Figure data in JSON
↓↓↓

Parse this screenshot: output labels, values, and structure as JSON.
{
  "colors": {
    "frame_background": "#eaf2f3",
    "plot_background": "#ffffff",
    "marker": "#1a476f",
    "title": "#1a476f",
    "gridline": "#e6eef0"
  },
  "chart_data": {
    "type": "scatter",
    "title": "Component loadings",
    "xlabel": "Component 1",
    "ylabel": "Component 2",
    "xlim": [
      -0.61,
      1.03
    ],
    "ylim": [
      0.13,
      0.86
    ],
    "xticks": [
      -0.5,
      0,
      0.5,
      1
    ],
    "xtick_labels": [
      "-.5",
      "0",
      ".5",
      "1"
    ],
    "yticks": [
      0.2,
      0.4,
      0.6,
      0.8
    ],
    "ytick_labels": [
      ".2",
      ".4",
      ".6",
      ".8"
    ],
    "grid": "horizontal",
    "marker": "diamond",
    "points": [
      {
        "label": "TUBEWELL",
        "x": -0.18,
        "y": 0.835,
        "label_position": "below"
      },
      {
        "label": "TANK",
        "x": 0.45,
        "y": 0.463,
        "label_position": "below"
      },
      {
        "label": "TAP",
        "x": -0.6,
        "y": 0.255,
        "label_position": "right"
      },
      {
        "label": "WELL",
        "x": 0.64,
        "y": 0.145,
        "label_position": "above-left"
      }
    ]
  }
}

↑↑↑

**What to work on:** Each line of the material should be echoed exactly.

**Reply:**
Parse this screenshot: output labels, values, and structure as JSON.
{
  "colors": {
    "frame_background": "#eaf2f3",
    "plot_background": "#ffffff",
    "marker": "#1a476f",
    "title": "#1a476f",
    "gridline": "#e6eef0"
  },
  "chart_data": {
    "type": "scatter",
    "title": "Component loadings",
    "xlabel": "Component 1",
    "ylabel": "Component 2",
    "xlim": [
      -0.61,
      1.03
    ],
    "ylim": [
      0.13,
      0.86
    ],
    "xticks": [
      -0.5,
      0,
      0.5,
      1
    ],
    "xtick_labels": [
      "-.5",
      "0",
      ".5",
      "1"
    ],
    "yticks": [
      0.2,
      0.4,
      0.6,
      0.8
    ],
    "ytick_labels": [
      ".2",
      ".4",
      ".6",
      ".8"
    ],
    "grid": "horizontal",
    "marker": "diamond",
    "points": [
      {
        "label": "TUBEWELL",
        "x": -0.18,
        "y": 0.835,
        "label_position": "below"
      },
      {
        "label": "TANK",
        "x": 0.45,
        "y": 0.463,
        "label_position": "below"
      },
      {
        "label": "TAP",
        "x": -0.6,
        "y": 0.255,
        "label_position": "right"
      },
      {
        "label": "WELL",
        "x": 0.64,
        "y": 0.145,
        "label_position": "above-left"
      }
    ]
  }
}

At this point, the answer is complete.